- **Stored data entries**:
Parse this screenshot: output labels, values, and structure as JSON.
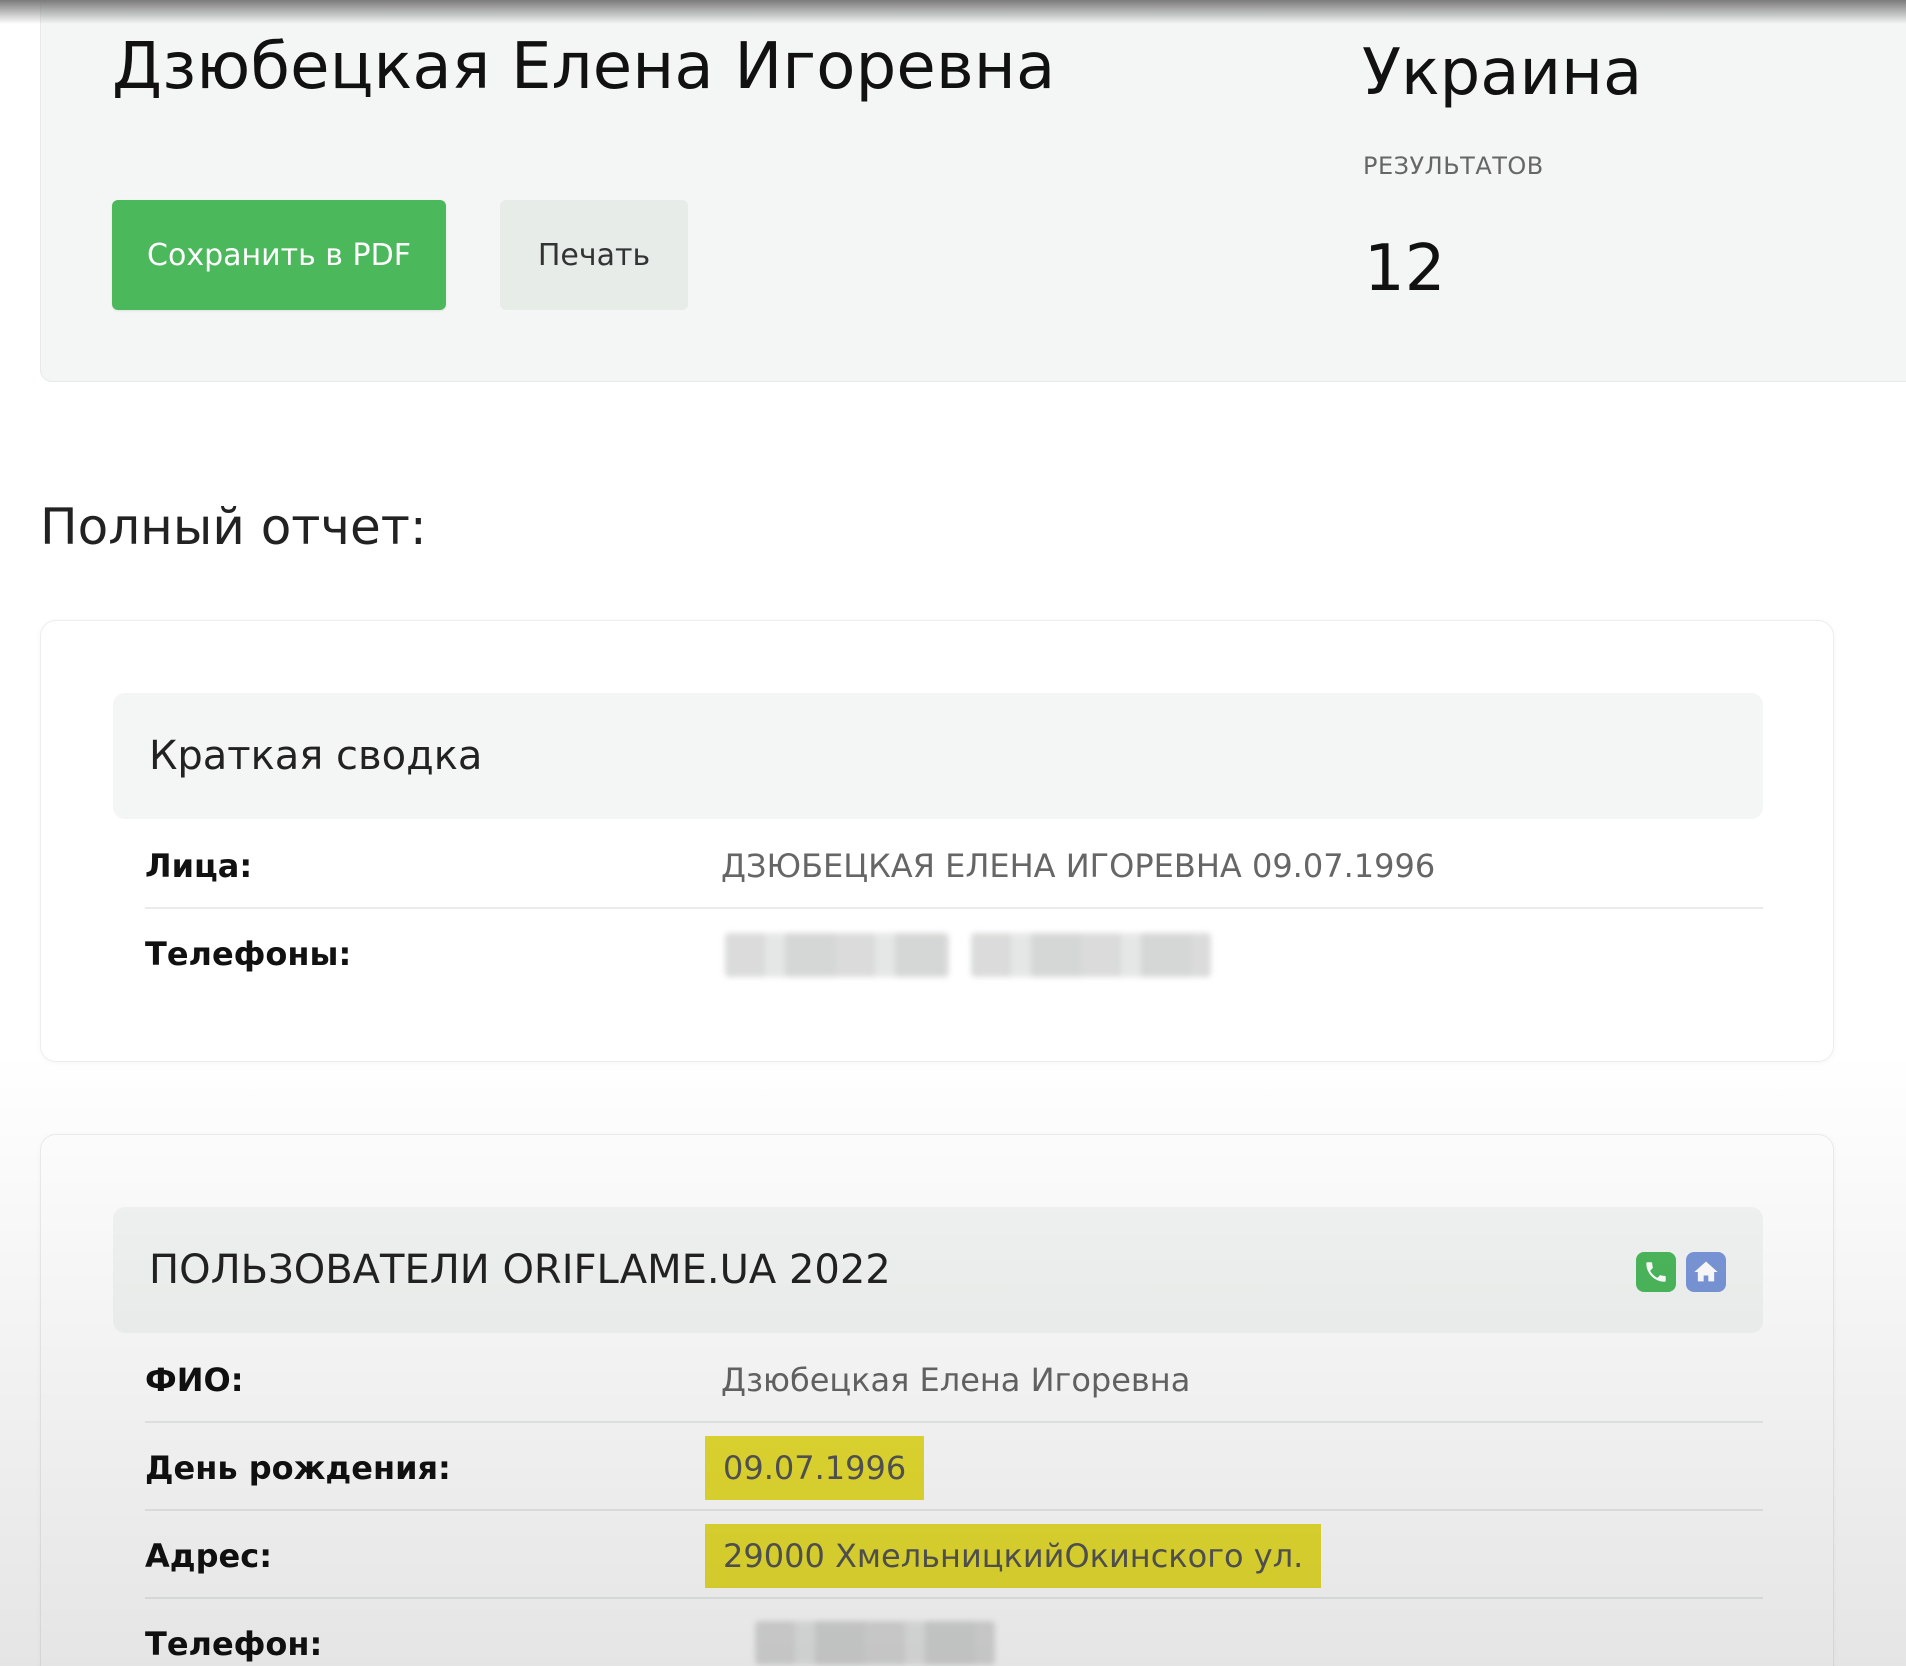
{
  "header": {
    "name": "Дзюбецкая Елена Игоревна",
    "save_pdf_label": "Сохранить в PDF",
    "print_label": "Печать",
    "country": "Украина",
    "results_label": "РЕЗУЛЬТАТОВ",
    "results_count": "12"
  },
  "report": {
    "title": "Полный отчет:",
    "summary": {
      "heading": "Краткая сводка",
      "rows": [
        {
          "label": "Лица:",
          "value": "ДЗЮБЕЦКАЯ ЕЛЕНА ИГОРЕВНА 09.07.1996"
        },
        {
          "label": "Телефоны:",
          "value": ""
        }
      ]
    },
    "oriflame": {
      "heading": "ПОЛЬЗОВАТЕЛИ ORIFLAME.UA 2022",
      "icons": [
        "phone-icon",
        "home-icon"
      ],
      "rows": [
        {
          "label": "ФИО:",
          "value": "Дзюбецкая Елена Игоревна"
        },
        {
          "label": "День рождения:",
          "value": "09.07.1996"
        },
        {
          "label": "Адрес:",
          "value": "29000 ХмельницкийОкинского ул."
        },
        {
          "label": "Телефон:",
          "value": ""
        }
      ]
    }
  },
  "colors": {
    "accent_green": "#4cb85c",
    "highlight_yellow": "#e7de31",
    "home_blue": "#7b97d9"
  }
}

- **What the task asks**:
Reproduce the whole listing above word for word, but not its pictures.

- **The solution**:
Parse this screenshot: output labels, values, and structure as JSON.
{
  "header": {
    "name": "Дзюбецкая Елена Игоревна",
    "save_pdf_label": "Сохранить в PDF",
    "print_label": "Печать",
    "country": "Украина",
    "results_label": "РЕЗУЛЬТАТОВ",
    "results_count": "12"
  },
  "report": {
    "title": "Полный отчет:",
    "summary": {
      "heading": "Краткая сводка",
      "rows": [
        {
          "label": "Лица:",
          "value": "ДЗЮБЕЦКАЯ ЕЛЕНА ИГОРЕВНА 09.07.1996"
        },
        {
          "label": "Телефоны:",
          "value": ""
        }
      ]
    },
    "oriflame": {
      "heading": "ПОЛЬЗОВАТЕЛИ ORIFLAME.UA 2022",
      "icons": [
        "phone-icon",
        "home-icon"
      ],
      "rows": [
        {
          "label": "ФИО:",
          "value": "Дзюбецкая Елена Игоревна"
        },
        {
          "label": "День рождения:",
          "value": "09.07.1996"
        },
        {
          "label": "Адрес:",
          "value": "29000 ХмельницкийОкинского ул."
        },
        {
          "label": "Телефон:",
          "value": ""
        }
      ]
    }
  },
  "colors": {
    "accent_green": "#4cb85c",
    "highlight_yellow": "#e7de31",
    "home_blue": "#7b97d9"
  }
}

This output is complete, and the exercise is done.